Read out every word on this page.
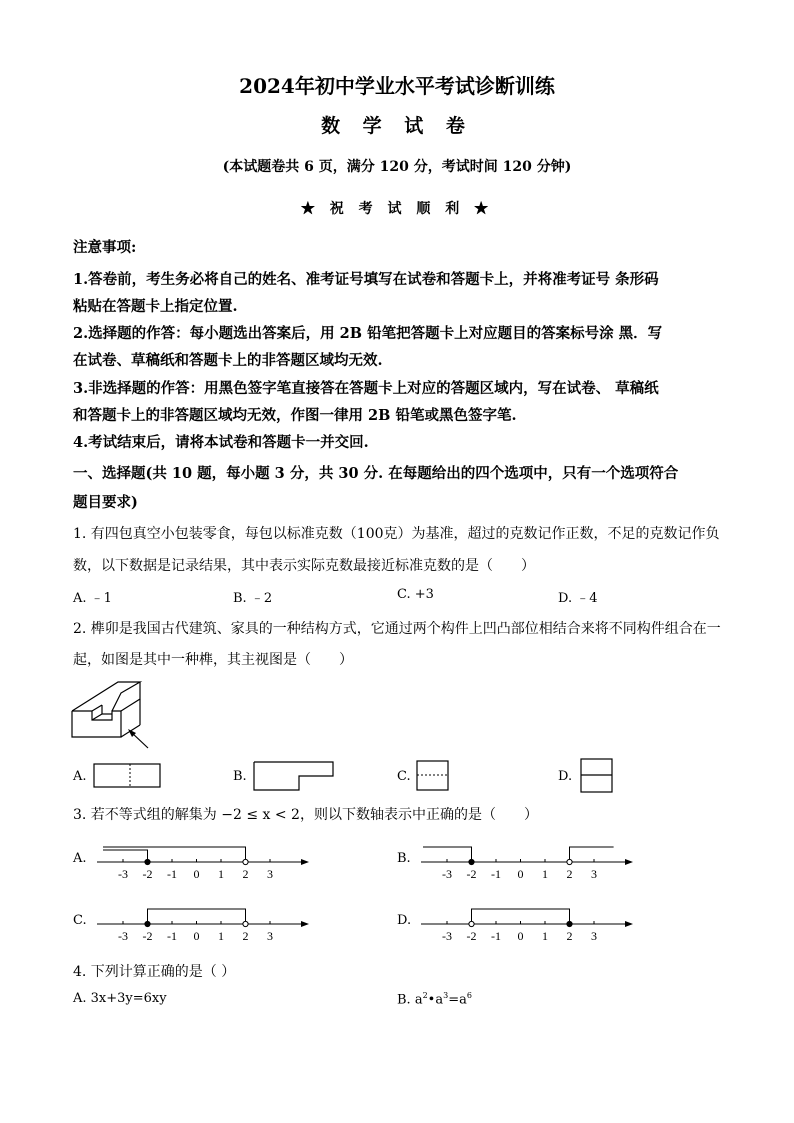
2024年初中学业水平考试诊断训练
数 学 试 卷
(本试题卷共 6 页，满分 120 分，考试时间 120 分钟)
★ 祝 考 试 顺 利 ★
注意事项:
1.答卷前，考生务必将自己的姓名、准考证号填写在试卷和答题卡上，并将准考证号 条形码
粘贴在答题卡上指定位置.
2.选择题的作答：每小题选出答案后，用 2B 铅笔把答题卡上对应题目的答案标号涂 黑．写
在试卷、草稿纸和答题卡上的非答题区域均无效.
3.非选择题的作答：用黑色签字笔直接答在答题卡上对应的答题区域内，写在试卷、 草稿纸
和答题卡上的非答题区域均无效，作图一律用 2B 铅笔或黑色签字笔.
4.考试结束后，请将本试卷和答题卡一并交回.
一、选择题(共 10 题，每小题 3 分，共 30 分. 在每题给出的四个选项中，只有一个选项符合
题目要求)
1. 有四包真空小包装零食，每包以标准克数（100克）为基准，超过的克数记作正数，不足的克数记作负
数，以下数据是记录结果，其中表示实际克数最接近标准克数的是（　　）
A. ﹣1	B. ﹣2	C. +3	D. ﹣4
2. 榫卯是我国古代建筑、家具的一种结构方式，它通过两个构件上凹凸部位相结合来将不同构件组合在一
起，如图是其中一种榫，其主视图是（　　）
A.	B.	C.	D.
3. 若不等式组的解集为 −2 ≤ x < 2，则以下数轴表示中正确的是（　　）
A.
-3 -2 -1 0 1 2 3
B.
-3 -2 -1 0 1 2 3
C.
-3 -2 -1 0 1 2 3
D.
-3 -2 -1 0 1 2 3
4. 下列计算正确的是（ ）
A. 3x+3y=6xy	B. $a^2•a^3=a^6$
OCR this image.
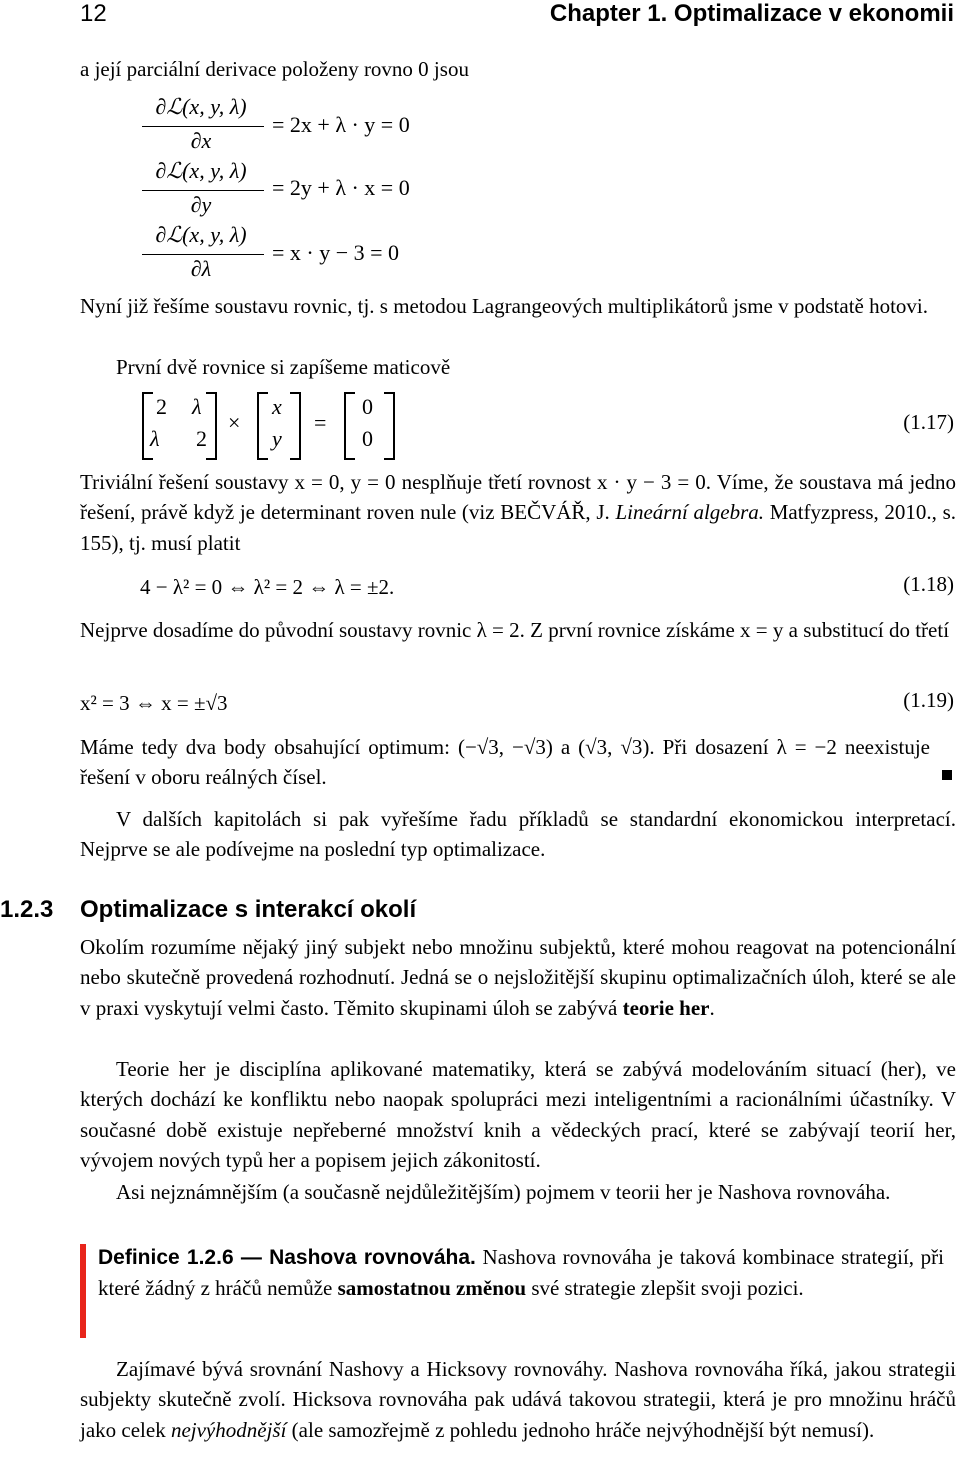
12	Chapter 1. Optimalizace v ekonomii
a její parciální derivace položeny rovno 0 jsou
∂ℒ(x, y, λ)
∂x
= 2x + λ · y = 0
∂ℒ(x, y, λ)
∂y
= 2y + λ · x = 0
∂ℒ(x, y, λ)
∂λ
= x · y − 3 = 0
Nyní již řešíme soustavu rovnic, tj. s metodou Lagrangeových multiplikátorů jsme v podstatě hotovi.
První dvě rovnice si zapíšeme maticově
2 λ
λ 2
×
x
y
=
0
0
(1.17)
Triviální řešení soustavy x = 0, y = 0 nesplňuje třetí rovnost x · y − 3 = 0. Víme, že soustava má jedno řešení, právě když je determinant roven nule (viz BEČVÁŘ, J. Lineární algebra. Matfyzpress, 2010., s. 155), tj. musí platit
4 − λ² = 0 ⇔ λ² = 2 ⇔ λ = ±2.	(1.18)
Nejprve dosadíme do původní soustavy rovnic λ = 2. Z první rovnice získáme x = y a substitucí do třetí
x² = 3 ⇔ x = ±√3	(1.19)
Máme tedy dva body obsahující optimum: (−√3, −√3) a (√3, √3). Při dosazení λ = −2 neexistuje řešení v oboru reálných čísel.
V dalších kapitolách si pak vyřešíme řadu příkladů se standardní ekonomickou interpretací. Nejprve se ale podívejme na poslední typ optimalizace.
1.2.3 Optimalizace s interakcí okolí
Okolím rozumíme nějaký jiný subjekt nebo množinu subjektů, které mohou reagovat na potencionální nebo skutečně provedená rozhodnutí. Jedná se o nejsložitější skupinu optimalizačních úloh, které se ale v praxi vyskytují velmi často. Těmito skupinami úloh se zabývá teorie her.
Teorie her je disciplína aplikované matematiky, která se zabývá modelováním situací (her), ve kterých dochází ke konfliktu nebo naopak spolupráci mezi inteligentními a racionálními účastníky. V současné době existuje nepřeberné množství knih a vědeckých prací, které se zabývají teorií her, vývojem nových typů her a popisem jejich zákonitostí.
Asi nejznámnějším (a současně nejdůležitějším) pojmem v teorii her je Nashova rovnováha.
Definice 1.2.6 — Nashova rovnováha. Nashova rovnováha je taková kombinace strategií, při které žádný z hráčů nemůže samostatnou změnou své strategie zlepšit svoji pozici.
Zajímavé bývá srovnání Nashovy a Hicksovy rovnováhy. Nashova rovnováha říká, jakou strategii subjekty skutečně zvolí. Hicksova rovnováha pak udává takovou strategii, která je pro množinu hráčů jako celek nejvýhodnější (ale samozřejmě z pohledu jednoho hráče nejvýhodnější být nemusí).
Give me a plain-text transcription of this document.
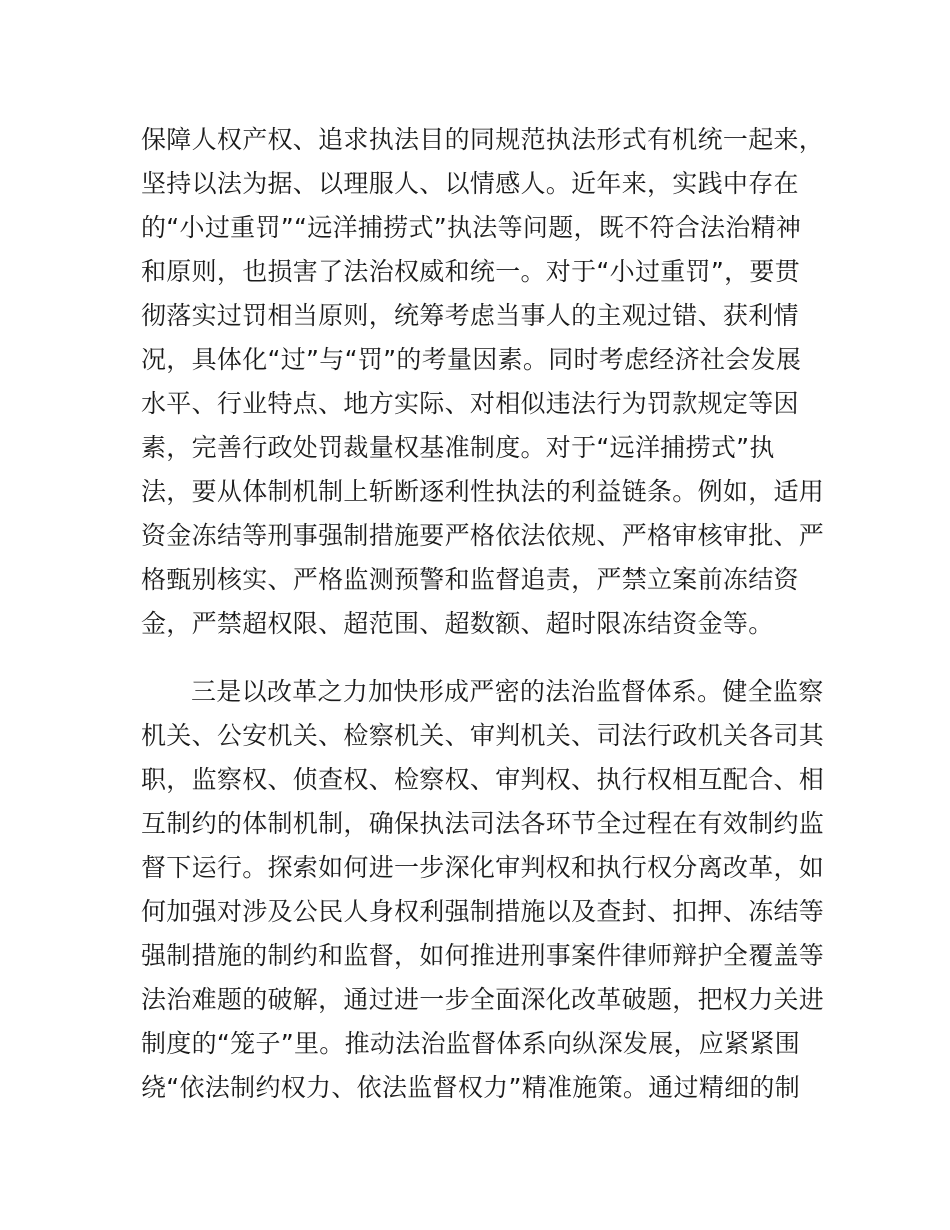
保障人权产权、追求执法目的同规范执法形式有机统一起来，
坚持以法为据、以理服人、以情感人。近年来，实践中存在
的“小过重罚”“远洋捕捞式”执法等问题，既不符合法治精神
和原则，也损害了法治权威和统一。对于“小过重罚”，要贯
彻落实过罚相当原则，统筹考虑当事人的主观过错、获利情
况，具体化“过”与“罚”的考量因素。同时考虑经济社会发展
水平、行业特点、地方实际、对相似违法行为罚款规定等因
素，完善行政处罚裁量权基准制度。对于“远洋捕捞式”执
法，要从体制机制上斩断逐利性执法的利益链条。例如，适用
资金冻结等刑事强制措施要严格依法依规、严格审核审批、严
格甄别核实、严格监测预警和监督追责，严禁立案前冻结资
金，严禁超权限、超范围、超数额、超时限冻结资金等。
三是以改革之力加快形成严密的法治监督体系。健全监察
机关、公安机关、检察机关、审判机关、司法行政机关各司其
职，监察权、侦查权、检察权、审判权、执行权相互配合、相
互制约的体制机制，确保执法司法各环节全过程在有效制约监
督下运行。探索如何进一步深化审判权和执行权分离改革，如
何加强对涉及公民人身权利强制措施以及查封、扣押、冻结等
强制措施的制约和监督，如何推进刑事案件律师辩护全覆盖等
法治难题的破解，通过进一步全面深化改革破题，把权力关进
制度的“笼子”里。推动法治监督体系向纵深发展，应紧紧围
绕“依法制约权力、依法监督权力”精准施策。通过精细的制
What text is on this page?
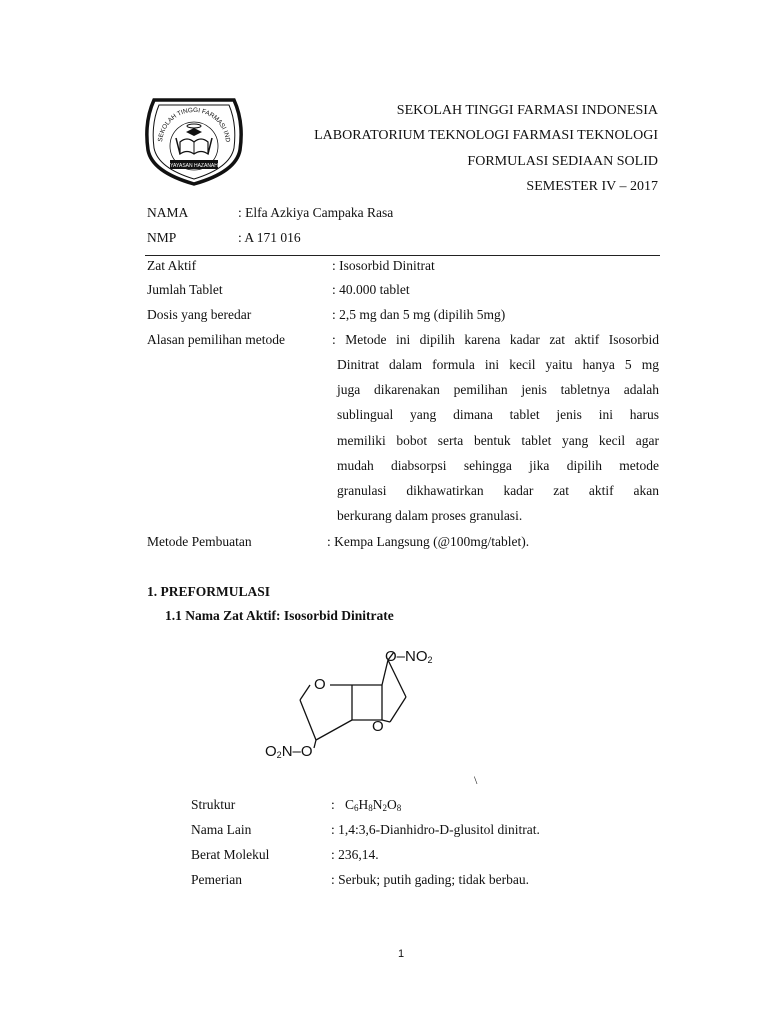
SEKOLAH TINGGI FARMASI IND
YAYASAN HAZANAH
SEKOLAH TINGGI FARMASI INDONESIA
LABORATORIUM TEKNOLOGI FARMASI TEKNOLOGI
FORMULASI SEDIAAN SOLID
SEMESTER IV – 2017
NAMA	: Elfa Azkiya Campaka Rasa
NMP	: A 171 016
Zat Aktif	: Isosorbid Dinitrat
Jumlah Tablet	: 40.000 tablet
Dosis yang beredar	: 2,5 mg dan 5 mg (dipilih 5mg)
Alasan pemilihan metode	: Metode ini dipilih karena kadar zat aktif Isosorbid
Dinitrat dalam formula ini kecil yaitu hanya 5 mg
juga dikarenakan pemilihan jenis tabletnya adalah
sublingual yang dimana tablet jenis ini harus
memiliki bobot serta bentuk tablet yang kecil agar
mudah diabsorpsi sehingga jika dipilih metode
granulasi dikhawatirkan kadar zat aktif akan
berkurang dalam proses granulasi.
Metode Pembuatan	: Kempa Langsung (@100mg/tablet).
1. PREFORMULASI
1.1 Nama Zat Aktif: Isosorbid Dinitrate
$O-NO_2$
O
O
$O_2N-O$
\
Struktur	: $C_6H_8N_2O_8$
Nama Lain	: 1,4:3,6-Dianhidro-D-glusitol dinitrat.
Berat Molekul	: 236,14.
Pemerian	: Serbuk; putih gading; tidak berbau.
1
——————————
◆ What is expected ◆
Write the lines above out again exactly, without any of their pictures.

◆ Solution to this exercise ◆
Read out every word on this page.
2024年初中学业水平考试诊断训练
数 学 试 卷
(本试题卷共 6 页，满分 120 分，考试时间 120 分钟)
★ 祝 考 试 顺 利 ★
注意事项:
1.答卷前，考生务必将自己的姓名、准考证号填写在试卷和答题卡上，并将准考证号 条形码
粘贴在答题卡上指定位置.
2.选择题的作答：每小题选出答案后，用 2B 铅笔把答题卡上对应题目的答案标号涂 黑．写
在试卷、草稿纸和答题卡上的非答题区域均无效.
3.非选择题的作答：用黑色签字笔直接答在答题卡上对应的答题区域内，写在试卷、 草稿纸
和答题卡上的非答题区域均无效，作图一律用 2B 铅笔或黑色签字笔.
4.考试结束后，请将本试卷和答题卡一并交回.
一、选择题(共 10 题，每小题 3 分，共 30 分. 在每题给出的四个选项中，只有一个选项符合
题目要求)
1. 有四包真空小包装零食，每包以标准克数（100克）为基准，超过的克数记作正数，不足的克数记作负
数，以下数据是记录结果，其中表示实际克数最接近标准克数的是（　　）
A. ﹣1	B. ﹣2	C. +3	D. ﹣4
2. 榫卯是我国古代建筑、家具的一种结构方式，它通过两个构件上凹凸部位相结合来将不同构件组合在一
起，如图是其中一种榫，其主视图是（　　）
A.	B.	C.	D.
3. 若不等式组的解集为 −2 ≤ x < 2，则以下数轴表示中正确的是（　　）
A.
-3 -2 -1 0 1 2 3
B.
-3 -2 -1 0 1 2 3
C.
-3 -2 -1 0 1 2 3
D.
-3 -2 -1 0 1 2 3
4. 下列计算正确的是（ ）
A. 3x+3y=6xy	B. $a^2•a^3=a^6$
OCR this image.
12	Chapter 1. Optimalizace v ekonomii
a její parciální derivace položeny rovno 0 jsou
∂ℒ(x, y, λ)
∂x
= 2x + λ · y = 0
∂ℒ(x, y, λ)
∂y
= 2y + λ · x = 0
∂ℒ(x, y, λ)
∂λ
= x · y − 3 = 0
Nyní již řešíme soustavu rovnic, tj. s metodou Lagrangeových multiplikátorů jsme v podstatě hotovi.
První dvě rovnice si zapíšeme maticově
2 λ
λ 2
×
x
y
=
0
0
(1.17)
Triviální řešení soustavy x = 0, y = 0 nesplňuje třetí rovnost x · y − 3 = 0. Víme, že soustava má jedno řešení, právě když je determinant roven nule (viz BEČVÁŘ, J. Lineární algebra. Matfyzpress, 2010., s. 155), tj. musí platit
4 − λ² = 0 ⇔ λ² = 2 ⇔ λ = ±2.	(1.18)
Nejprve dosadíme do původní soustavy rovnic λ = 2. Z první rovnice získáme x = y a substitucí do třetí
x² = 3 ⇔ x = ±√3	(1.19)
Máme tedy dva body obsahující optimum: (−√3, −√3) a (√3, √3). Při dosazení λ = −2 neexistuje řešení v oboru reálných čísel.
V dalších kapitolách si pak vyřešíme řadu příkladů se standardní ekonomickou interpretací. Nejprve se ale podívejme na poslední typ optimalizace.
1.2.3 Optimalizace s interakcí okolí
Okolím rozumíme nějaký jiný subjekt nebo množinu subjektů, které mohou reagovat na potencionální nebo skutečně provedená rozhodnutí. Jedná se o nejsložitější skupinu optimalizačních úloh, které se ale v praxi vyskytují velmi často. Těmito skupinami úloh se zabývá teorie her.
Teorie her je disciplína aplikované matematiky, která se zabývá modelováním situací (her), ve kterých dochází ke konfliktu nebo naopak spolupráci mezi inteligentními a racionálními účastníky. V současné době existuje nepřeberné množství knih a vědeckých prací, které se zabývají teorií her, vývojem nových typů her a popisem jejich zákonitostí.
Asi nejznámnějším (a současně nejdůležitějším) pojmem v teorii her je Nashova rovnováha.
Definice 1.2.6 — Nashova rovnováha. Nashova rovnováha je taková kombinace strategií, při které žádný z hráčů nemůže samostatnou změnou své strategie zlepšit svoji pozici.
Zajímavé bývá srovnání Nashovy a Hicksovy rovnováhy. Nashova rovnováha říká, jakou strategii subjekty skutečně zvolí. Hicksova rovnováha pak udává takovou strategii, která je pro množinu hráčů jako celek nejvýhodnější (ale samozřejmě z pohledu jednoho hráče nejvýhodnější být nemusí).
Give me a plain-text transcription of this document.
保障人权产权、追求执法目的同规范执法形式有机统一起来，
坚持以法为据、以理服人、以情感人。近年来，实践中存在
的“小过重罚”“远洋捕捞式”执法等问题，既不符合法治精神
和原则，也损害了法治权威和统一。对于“小过重罚”，要贯
彻落实过罚相当原则，统筹考虑当事人的主观过错、获利情
况，具体化“过”与“罚”的考量因素。同时考虑经济社会发展
水平、行业特点、地方实际、对相似违法行为罚款规定等因
素，完善行政处罚裁量权基准制度。对于“远洋捕捞式”执
法，要从体制机制上斩断逐利性执法的利益链条。例如，适用
资金冻结等刑事强制措施要严格依法依规、严格审核审批、严
格甄别核实、严格监测预警和监督追责，严禁立案前冻结资
金，严禁超权限、超范围、超数额、超时限冻结资金等。
三是以改革之力加快形成严密的法治监督体系。健全监察
机关、公安机关、检察机关、审判机关、司法行政机关各司其
职，监察权、侦查权、检察权、审判权、执行权相互配合、相
互制约的体制机制，确保执法司法各环节全过程在有效制约监
督下运行。探索如何进一步深化审判权和执行权分离改革，如
何加强对涉及公民人身权利强制措施以及查封、扣押、冻结等
强制措施的制约和监督，如何推进刑事案件律师辩护全覆盖等
法治难题的破解，通过进一步全面深化改革破题，把权力关进
制度的“笼子”里。推动法治监督体系向纵深发展，应紧紧围
绕“依法制约权力、依法监督权力”精准施策。通过精细的制
What text is on this page?
SEKOLAH TINGGI FARMASI IND
YAYASAN HAZANAH
SEKOLAH TINGGI FARMASI INDONESIA
LABORATORIUM TEKNOLOGI FARMASI TEKNOLOGI
FORMULASI SEDIAAN SOLID
SEMESTER IV – 2017
NAMA	: Elfa Azkiya Campaka Rasa
NMP	: A 171 016
Zat Aktif	: Isosorbid Dinitrat
Jumlah Tablet	: 40.000 tablet
Dosis yang beredar	: 2,5 mg dan 5 mg (dipilih 5mg)
Alasan pemilihan metode	: Metode ini dipilih karena kadar zat aktif Isosorbid
Dinitrat dalam formula ini kecil yaitu hanya 5 mg
juga dikarenakan pemilihan jenis tabletnya adalah
sublingual yang dimana tablet jenis ini harus
memiliki bobot serta bentuk tablet yang kecil agar
mudah diabsorpsi sehingga jika dipilih metode
granulasi dikhawatirkan kadar zat aktif akan
berkurang dalam proses granulasi.
Metode Pembuatan	: Kempa Langsung (@100mg/tablet).
1. PREFORMULASI
1.1 Nama Zat Aktif: Isosorbid Dinitrate
$O-NO_2$
O
O
$O_2N-O$
\
Struktur	: $C_6H_8N_2O_8$
Nama Lain	: 1,4:3,6-Dianhidro-D-glusitol dinitrat.
Berat Molekul	: 236,14.
Pemerian	: Serbuk; putih gading; tidak berbau.
1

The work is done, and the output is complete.